→ YOUR OBJECTIVE: Please report every line from the material that contains the word "andel".

Records from a data source:
────

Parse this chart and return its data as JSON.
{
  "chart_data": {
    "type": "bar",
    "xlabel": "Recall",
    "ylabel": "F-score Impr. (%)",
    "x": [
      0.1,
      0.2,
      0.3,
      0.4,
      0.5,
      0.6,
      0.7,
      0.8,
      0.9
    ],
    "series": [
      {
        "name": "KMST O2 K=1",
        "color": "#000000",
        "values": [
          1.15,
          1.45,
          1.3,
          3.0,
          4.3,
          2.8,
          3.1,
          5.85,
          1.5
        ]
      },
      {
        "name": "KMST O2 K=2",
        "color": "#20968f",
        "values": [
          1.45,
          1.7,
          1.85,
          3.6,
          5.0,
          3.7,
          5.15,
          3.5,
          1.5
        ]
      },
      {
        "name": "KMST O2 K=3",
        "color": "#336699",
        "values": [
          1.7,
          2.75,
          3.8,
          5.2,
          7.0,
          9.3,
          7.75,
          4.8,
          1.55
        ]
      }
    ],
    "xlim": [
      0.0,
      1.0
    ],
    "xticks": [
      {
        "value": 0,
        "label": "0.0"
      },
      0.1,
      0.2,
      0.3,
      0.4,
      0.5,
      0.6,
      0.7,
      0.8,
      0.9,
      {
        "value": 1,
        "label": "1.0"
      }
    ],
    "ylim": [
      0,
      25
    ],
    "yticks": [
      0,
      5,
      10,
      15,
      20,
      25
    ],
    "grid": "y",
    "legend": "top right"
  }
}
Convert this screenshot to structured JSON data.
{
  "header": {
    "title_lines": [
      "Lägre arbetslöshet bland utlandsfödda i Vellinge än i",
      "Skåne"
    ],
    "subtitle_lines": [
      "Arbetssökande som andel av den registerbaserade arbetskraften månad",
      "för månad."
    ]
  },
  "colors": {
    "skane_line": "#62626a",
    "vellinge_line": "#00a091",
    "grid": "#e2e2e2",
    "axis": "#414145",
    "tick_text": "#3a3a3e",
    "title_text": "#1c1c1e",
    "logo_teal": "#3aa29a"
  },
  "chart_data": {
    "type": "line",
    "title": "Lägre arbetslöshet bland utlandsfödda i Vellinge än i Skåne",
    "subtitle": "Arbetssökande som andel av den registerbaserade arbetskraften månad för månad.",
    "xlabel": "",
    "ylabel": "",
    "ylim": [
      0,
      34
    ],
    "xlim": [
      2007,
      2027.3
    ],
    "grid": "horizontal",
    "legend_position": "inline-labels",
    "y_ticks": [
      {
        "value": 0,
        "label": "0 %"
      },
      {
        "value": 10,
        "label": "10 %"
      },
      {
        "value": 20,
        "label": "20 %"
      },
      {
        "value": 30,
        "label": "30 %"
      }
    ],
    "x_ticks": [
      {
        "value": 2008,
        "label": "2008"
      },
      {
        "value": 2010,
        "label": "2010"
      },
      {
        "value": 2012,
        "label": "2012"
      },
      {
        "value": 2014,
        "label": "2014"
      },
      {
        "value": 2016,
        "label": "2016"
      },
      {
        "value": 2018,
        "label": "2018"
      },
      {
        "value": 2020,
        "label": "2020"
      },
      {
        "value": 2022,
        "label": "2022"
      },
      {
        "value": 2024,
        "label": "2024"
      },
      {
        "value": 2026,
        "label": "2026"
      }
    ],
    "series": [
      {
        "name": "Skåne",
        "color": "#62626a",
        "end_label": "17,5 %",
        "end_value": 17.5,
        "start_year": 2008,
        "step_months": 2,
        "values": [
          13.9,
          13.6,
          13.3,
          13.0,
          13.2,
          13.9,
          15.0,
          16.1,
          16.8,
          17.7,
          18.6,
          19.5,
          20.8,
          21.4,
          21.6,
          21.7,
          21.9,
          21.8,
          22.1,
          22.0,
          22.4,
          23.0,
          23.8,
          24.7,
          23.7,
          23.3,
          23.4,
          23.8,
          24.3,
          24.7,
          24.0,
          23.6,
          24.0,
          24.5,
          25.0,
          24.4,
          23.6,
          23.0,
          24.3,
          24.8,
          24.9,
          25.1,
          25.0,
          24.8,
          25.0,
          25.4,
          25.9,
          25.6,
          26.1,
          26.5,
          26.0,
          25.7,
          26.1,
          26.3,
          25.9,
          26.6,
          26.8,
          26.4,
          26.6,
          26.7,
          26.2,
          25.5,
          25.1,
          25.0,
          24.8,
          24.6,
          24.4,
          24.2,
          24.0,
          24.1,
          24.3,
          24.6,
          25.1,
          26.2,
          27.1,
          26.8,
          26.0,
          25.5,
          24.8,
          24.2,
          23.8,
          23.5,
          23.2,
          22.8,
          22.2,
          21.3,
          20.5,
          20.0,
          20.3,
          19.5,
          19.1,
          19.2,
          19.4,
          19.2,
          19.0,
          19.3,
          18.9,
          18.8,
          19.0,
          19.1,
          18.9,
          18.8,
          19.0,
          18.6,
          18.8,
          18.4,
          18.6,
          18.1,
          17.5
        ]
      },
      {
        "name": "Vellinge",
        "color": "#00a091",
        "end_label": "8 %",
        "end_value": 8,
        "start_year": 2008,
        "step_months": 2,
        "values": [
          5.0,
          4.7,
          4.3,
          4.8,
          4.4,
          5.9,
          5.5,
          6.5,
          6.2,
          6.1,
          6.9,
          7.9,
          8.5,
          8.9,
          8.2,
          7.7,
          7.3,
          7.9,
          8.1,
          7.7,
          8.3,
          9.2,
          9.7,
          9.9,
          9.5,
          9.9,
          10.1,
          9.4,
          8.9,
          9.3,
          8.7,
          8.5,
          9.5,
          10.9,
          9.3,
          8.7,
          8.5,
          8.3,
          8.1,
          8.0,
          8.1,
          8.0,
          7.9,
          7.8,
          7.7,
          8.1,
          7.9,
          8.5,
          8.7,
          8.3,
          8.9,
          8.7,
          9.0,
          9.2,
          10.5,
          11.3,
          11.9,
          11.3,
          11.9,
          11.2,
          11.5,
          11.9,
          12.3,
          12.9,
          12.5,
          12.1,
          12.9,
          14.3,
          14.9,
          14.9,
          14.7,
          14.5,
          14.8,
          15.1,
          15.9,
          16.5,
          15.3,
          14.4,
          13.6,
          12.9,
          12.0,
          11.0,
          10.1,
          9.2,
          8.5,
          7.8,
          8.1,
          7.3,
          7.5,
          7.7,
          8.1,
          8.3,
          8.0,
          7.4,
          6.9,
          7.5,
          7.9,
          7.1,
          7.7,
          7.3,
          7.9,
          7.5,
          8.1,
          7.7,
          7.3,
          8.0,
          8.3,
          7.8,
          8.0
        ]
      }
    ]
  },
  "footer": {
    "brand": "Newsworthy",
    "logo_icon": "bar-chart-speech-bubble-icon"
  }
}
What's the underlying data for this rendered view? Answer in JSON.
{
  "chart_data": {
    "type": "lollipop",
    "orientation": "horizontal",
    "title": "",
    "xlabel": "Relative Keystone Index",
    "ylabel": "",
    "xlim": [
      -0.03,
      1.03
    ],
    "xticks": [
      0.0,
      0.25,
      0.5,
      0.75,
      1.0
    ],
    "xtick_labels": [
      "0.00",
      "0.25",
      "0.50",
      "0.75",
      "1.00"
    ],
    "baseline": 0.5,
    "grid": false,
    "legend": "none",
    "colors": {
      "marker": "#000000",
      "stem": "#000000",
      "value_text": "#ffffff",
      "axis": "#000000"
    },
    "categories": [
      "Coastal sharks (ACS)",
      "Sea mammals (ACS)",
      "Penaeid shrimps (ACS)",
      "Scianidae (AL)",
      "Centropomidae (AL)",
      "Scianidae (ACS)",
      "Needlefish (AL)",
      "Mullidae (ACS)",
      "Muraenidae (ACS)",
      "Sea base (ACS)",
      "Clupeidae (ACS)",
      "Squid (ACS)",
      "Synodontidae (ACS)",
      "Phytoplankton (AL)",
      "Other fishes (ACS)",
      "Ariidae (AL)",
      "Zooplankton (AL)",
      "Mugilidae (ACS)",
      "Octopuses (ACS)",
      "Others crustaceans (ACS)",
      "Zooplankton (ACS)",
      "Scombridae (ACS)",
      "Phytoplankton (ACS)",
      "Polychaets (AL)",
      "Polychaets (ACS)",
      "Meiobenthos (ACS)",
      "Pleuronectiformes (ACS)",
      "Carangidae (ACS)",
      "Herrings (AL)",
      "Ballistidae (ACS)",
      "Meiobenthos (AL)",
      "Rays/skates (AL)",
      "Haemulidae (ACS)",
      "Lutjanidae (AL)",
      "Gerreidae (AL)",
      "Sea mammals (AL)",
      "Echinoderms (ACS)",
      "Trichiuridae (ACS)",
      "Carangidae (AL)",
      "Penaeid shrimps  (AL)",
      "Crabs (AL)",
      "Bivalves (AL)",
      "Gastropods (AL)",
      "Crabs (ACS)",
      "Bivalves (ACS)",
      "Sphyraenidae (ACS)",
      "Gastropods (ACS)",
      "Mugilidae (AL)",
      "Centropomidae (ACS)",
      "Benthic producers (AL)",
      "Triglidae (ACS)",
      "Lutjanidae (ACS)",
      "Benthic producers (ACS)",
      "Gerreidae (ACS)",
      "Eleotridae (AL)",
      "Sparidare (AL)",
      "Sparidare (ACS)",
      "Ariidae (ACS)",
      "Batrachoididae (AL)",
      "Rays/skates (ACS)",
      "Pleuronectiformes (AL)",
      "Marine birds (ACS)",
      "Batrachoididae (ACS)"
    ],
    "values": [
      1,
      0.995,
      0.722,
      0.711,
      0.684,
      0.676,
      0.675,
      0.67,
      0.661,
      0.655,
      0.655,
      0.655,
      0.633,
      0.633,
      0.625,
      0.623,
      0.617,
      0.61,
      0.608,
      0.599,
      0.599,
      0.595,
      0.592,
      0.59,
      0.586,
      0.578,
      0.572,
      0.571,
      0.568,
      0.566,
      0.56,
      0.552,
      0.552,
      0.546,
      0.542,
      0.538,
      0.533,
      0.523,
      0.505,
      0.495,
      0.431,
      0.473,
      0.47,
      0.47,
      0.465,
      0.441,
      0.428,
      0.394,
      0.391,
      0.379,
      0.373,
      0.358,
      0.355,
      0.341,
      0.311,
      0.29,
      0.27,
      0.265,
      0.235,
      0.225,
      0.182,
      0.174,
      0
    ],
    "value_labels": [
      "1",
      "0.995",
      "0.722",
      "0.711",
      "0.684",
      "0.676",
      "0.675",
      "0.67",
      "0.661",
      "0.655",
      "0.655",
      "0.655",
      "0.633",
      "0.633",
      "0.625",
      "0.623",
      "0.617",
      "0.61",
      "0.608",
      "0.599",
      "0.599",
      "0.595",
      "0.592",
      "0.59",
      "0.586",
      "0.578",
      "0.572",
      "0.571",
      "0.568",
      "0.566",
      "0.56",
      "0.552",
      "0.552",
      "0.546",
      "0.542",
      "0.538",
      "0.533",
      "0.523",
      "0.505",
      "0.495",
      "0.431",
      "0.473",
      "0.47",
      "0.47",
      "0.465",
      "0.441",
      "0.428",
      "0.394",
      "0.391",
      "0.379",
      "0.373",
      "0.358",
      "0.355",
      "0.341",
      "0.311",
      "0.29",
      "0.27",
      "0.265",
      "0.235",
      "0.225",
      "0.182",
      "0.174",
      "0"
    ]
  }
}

────

→ TASK SOLUTION:
      "Arbetssökande som andel av den registerbaserade arbetskraften månad",
    "subtitle": "Arbetssökande som andel av den registerbaserade arbetskraften månad för månad.",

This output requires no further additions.